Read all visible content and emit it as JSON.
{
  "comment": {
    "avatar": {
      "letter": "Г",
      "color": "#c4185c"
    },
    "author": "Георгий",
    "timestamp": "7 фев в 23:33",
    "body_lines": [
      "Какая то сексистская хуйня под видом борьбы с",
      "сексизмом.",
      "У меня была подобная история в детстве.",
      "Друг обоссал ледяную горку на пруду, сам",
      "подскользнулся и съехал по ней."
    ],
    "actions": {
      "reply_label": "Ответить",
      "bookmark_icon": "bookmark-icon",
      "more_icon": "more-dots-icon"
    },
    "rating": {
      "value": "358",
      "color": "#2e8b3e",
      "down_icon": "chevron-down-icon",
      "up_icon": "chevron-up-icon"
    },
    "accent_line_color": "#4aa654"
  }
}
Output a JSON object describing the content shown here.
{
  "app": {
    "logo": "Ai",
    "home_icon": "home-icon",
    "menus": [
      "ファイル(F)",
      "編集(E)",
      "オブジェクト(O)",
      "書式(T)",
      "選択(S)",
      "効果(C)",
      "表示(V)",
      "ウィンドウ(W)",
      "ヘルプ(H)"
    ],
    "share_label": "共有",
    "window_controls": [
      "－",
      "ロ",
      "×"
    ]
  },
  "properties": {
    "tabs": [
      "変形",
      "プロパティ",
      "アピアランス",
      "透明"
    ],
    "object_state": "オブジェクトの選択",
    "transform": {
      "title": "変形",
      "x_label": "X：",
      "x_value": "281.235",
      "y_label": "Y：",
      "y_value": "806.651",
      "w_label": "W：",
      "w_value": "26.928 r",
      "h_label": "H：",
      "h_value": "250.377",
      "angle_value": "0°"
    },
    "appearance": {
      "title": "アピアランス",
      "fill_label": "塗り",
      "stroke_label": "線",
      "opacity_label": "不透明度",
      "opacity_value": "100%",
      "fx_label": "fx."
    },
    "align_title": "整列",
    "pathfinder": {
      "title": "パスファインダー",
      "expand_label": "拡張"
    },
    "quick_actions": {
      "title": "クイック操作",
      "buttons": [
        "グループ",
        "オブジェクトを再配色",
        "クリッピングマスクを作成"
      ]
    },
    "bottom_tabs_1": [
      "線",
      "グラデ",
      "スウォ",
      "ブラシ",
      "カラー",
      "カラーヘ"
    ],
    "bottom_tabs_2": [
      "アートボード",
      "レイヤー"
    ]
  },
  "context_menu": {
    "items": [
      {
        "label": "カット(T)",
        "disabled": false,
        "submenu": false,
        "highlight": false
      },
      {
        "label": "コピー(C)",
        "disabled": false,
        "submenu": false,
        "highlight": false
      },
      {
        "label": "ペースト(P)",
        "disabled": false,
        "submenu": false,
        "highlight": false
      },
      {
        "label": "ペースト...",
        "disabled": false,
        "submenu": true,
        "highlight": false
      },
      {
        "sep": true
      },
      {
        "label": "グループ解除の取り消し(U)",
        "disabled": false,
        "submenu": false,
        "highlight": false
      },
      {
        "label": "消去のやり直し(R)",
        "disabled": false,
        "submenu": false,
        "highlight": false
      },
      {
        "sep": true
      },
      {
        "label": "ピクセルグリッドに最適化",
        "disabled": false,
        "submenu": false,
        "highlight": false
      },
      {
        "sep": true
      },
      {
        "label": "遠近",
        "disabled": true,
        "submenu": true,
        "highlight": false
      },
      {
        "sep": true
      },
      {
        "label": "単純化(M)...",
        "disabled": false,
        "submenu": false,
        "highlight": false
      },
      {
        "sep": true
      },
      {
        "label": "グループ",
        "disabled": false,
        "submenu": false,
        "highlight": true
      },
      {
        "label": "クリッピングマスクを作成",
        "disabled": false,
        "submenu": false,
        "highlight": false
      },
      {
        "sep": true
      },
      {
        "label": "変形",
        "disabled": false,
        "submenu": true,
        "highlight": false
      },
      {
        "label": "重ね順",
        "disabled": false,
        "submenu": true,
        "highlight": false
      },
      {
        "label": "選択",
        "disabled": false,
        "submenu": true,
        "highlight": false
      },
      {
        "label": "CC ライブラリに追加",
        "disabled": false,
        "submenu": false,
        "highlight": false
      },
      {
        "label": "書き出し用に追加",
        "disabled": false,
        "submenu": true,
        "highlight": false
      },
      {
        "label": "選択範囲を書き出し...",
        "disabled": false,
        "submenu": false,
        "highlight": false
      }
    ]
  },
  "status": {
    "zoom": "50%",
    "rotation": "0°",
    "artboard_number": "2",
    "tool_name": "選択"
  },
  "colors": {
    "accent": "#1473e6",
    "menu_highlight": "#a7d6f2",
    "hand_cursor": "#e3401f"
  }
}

▶ **EXERCISE DIRECTIONS**
Transcribe every entry exactly.

▶ **TASK ANSWER**
Read all visible content and emit it as JSON.
{
  "comment": {
    "avatar": {
      "letter": "Г",
      "color": "#c4185c"
    },
    "author": "Георгий",
    "timestamp": "7 фев в 23:33",
    "body_lines": [
      "Какая то сексистская хуйня под видом борьбы с",
      "сексизмом.",
      "У меня была подобная история в детстве.",
      "Друг обоссал ледяную горку на пруду, сам",
      "подскользнулся и съехал по ней."
    ],
    "actions": {
      "reply_label": "Ответить",
      "bookmark_icon": "bookmark-icon",
      "more_icon": "more-dots-icon"
    },
    "rating": {
      "value": "358",
      "color": "#2e8b3e",
      "down_icon": "chevron-down-icon",
      "up_icon": "chevron-up-icon"
    },
    "accent_line_color": "#4aa654"
  }
}
Output a JSON object describing the content shown here.
{
  "app": {
    "logo": "Ai",
    "home_icon": "home-icon",
    "menus": [
      "ファイル(F)",
      "編集(E)",
      "オブジェクト(O)",
      "書式(T)",
      "選択(S)",
      "効果(C)",
      "表示(V)",
      "ウィンドウ(W)",
      "ヘルプ(H)"
    ],
    "share_label": "共有",
    "window_controls": [
      "－",
      "ロ",
      "×"
    ]
  },
  "properties": {
    "tabs": [
      "変形",
      "プロパティ",
      "アピアランス",
      "透明"
    ],
    "object_state": "オブジェクトの選択",
    "transform": {
      "title": "変形",
      "x_label": "X：",
      "x_value": "281.235",
      "y_label": "Y：",
      "y_value": "806.651",
      "w_label": "W：",
      "w_value": "26.928 r",
      "h_label": "H：",
      "h_value": "250.377",
      "angle_value": "0°"
    },
    "appearance": {
      "title": "アピアランス",
      "fill_label": "塗り",
      "stroke_label": "線",
      "opacity_label": "不透明度",
      "opacity_value": "100%",
      "fx_label": "fx."
    },
    "align_title": "整列",
    "pathfinder": {
      "title": "パスファインダー",
      "expand_label": "拡張"
    },
    "quick_actions": {
      "title": "クイック操作",
      "buttons": [
        "グループ",
        "オブジェクトを再配色",
        "クリッピングマスクを作成"
      ]
    },
    "bottom_tabs_1": [
      "線",
      "グラデ",
      "スウォ",
      "ブラシ",
      "カラー",
      "カラーヘ"
    ],
    "bottom_tabs_2": [
      "アートボード",
      "レイヤー"
    ]
  },
  "context_menu": {
    "items": [
      {
        "label": "カット(T)",
        "disabled": false,
        "submenu": false,
        "highlight": false
      },
      {
        "label": "コピー(C)",
        "disabled": false,
        "submenu": false,
        "highlight": false
      },
      {
        "label": "ペースト(P)",
        "disabled": false,
        "submenu": false,
        "highlight": false
      },
      {
        "label": "ペースト...",
        "disabled": false,
        "submenu": true,
        "highlight": false
      },
      {
        "sep": true
      },
      {
        "label": "グループ解除の取り消し(U)",
        "disabled": false,
        "submenu": false,
        "highlight": false
      },
      {
        "label": "消去のやり直し(R)",
        "disabled": false,
        "submenu": false,
        "highlight": false
      },
      {
        "sep": true
      },
      {
        "label": "ピクセルグリッドに最適化",
        "disabled": false,
        "submenu": false,
        "highlight": false
      },
      {
        "sep": true
      },
      {
        "label": "遠近",
        "disabled": true,
        "submenu": true,
        "highlight": false
      },
      {
        "sep": true
      },
      {
        "label": "単純化(M)...",
        "disabled": false,
        "submenu": false,
        "highlight": false
      },
      {
        "sep": true
      },
      {
        "label": "グループ",
        "disabled": false,
        "submenu": false,
        "highlight": true
      },
      {
        "label": "クリッピングマスクを作成",
        "disabled": false,
        "submenu": false,
        "highlight": false
      },
      {
        "sep": true
      },
      {
        "label": "変形",
        "disabled": false,
        "submenu": true,
        "highlight": false
      },
      {
        "label": "重ね順",
        "disabled": false,
        "submenu": true,
        "highlight": false
      },
      {
        "label": "選択",
        "disabled": false,
        "submenu": true,
        "highlight": false
      },
      {
        "label": "CC ライブラリに追加",
        "disabled": false,
        "submenu": false,
        "highlight": false
      },
      {
        "label": "書き出し用に追加",
        "disabled": false,
        "submenu": true,
        "highlight": false
      },
      {
        "label": "選択範囲を書き出し...",
        "disabled": false,
        "submenu": false,
        "highlight": false
      }
    ]
  },
  "status": {
    "zoom": "50%",
    "rotation": "0°",
    "artboard_number": "2",
    "tool_name": "選択"
  },
  "colors": {
    "accent": "#1473e6",
    "menu_highlight": "#a7d6f2",
    "hand_cursor": "#e3401f"
  }
}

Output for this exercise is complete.